◆ Aim ◆
Note each line of the listing that contains the string "this", and copy it.

Entries taken from a collection
**********

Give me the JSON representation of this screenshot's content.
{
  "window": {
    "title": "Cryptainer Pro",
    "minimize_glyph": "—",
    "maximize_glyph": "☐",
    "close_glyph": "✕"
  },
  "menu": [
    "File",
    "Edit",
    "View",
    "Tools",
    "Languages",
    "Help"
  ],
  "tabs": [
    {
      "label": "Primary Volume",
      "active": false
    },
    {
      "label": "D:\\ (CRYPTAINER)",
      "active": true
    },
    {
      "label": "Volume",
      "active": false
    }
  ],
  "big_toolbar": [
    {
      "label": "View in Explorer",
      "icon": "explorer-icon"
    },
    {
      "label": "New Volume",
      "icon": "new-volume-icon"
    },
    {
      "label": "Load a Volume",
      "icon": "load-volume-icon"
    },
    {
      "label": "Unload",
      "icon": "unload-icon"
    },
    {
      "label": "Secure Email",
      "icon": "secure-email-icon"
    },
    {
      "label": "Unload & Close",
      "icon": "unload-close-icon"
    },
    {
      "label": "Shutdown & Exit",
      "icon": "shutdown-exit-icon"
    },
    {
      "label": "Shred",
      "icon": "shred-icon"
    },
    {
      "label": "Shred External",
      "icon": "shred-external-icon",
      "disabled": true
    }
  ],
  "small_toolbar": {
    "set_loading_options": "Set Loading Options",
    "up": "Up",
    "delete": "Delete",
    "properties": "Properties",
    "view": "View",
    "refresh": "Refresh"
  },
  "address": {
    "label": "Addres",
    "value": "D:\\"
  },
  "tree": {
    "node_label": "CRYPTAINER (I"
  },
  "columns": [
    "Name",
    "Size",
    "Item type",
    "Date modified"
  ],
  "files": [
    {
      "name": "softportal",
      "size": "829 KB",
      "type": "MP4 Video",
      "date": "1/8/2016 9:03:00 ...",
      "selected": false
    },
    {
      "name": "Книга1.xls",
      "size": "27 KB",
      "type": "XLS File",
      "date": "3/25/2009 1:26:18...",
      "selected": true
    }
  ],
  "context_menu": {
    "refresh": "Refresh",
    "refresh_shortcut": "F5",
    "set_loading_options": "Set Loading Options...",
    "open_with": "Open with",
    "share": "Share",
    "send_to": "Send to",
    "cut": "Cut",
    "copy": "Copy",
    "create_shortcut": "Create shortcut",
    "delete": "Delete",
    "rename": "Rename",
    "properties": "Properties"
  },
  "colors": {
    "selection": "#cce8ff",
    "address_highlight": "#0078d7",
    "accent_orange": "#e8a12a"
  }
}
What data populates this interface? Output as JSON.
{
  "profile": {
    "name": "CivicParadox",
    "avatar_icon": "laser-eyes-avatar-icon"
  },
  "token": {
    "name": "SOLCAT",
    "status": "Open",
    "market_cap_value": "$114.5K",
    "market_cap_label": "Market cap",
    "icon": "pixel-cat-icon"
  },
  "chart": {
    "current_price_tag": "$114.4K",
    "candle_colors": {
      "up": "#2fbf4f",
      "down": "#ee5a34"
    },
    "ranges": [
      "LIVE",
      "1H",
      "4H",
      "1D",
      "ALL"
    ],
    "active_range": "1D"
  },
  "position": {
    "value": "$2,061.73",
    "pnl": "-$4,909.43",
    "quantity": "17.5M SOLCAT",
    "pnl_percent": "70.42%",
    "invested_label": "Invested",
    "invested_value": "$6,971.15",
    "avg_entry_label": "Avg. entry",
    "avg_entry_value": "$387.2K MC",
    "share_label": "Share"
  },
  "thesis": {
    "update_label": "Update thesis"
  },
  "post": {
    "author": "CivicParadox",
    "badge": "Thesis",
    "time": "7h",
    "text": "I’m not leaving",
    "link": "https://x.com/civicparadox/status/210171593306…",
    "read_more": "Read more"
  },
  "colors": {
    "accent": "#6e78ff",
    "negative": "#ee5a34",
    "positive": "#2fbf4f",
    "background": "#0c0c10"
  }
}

**********

◆ Answer ◆
Give me the JSON representation of this screenshot's content.
What data populates this interface? Output as JSON.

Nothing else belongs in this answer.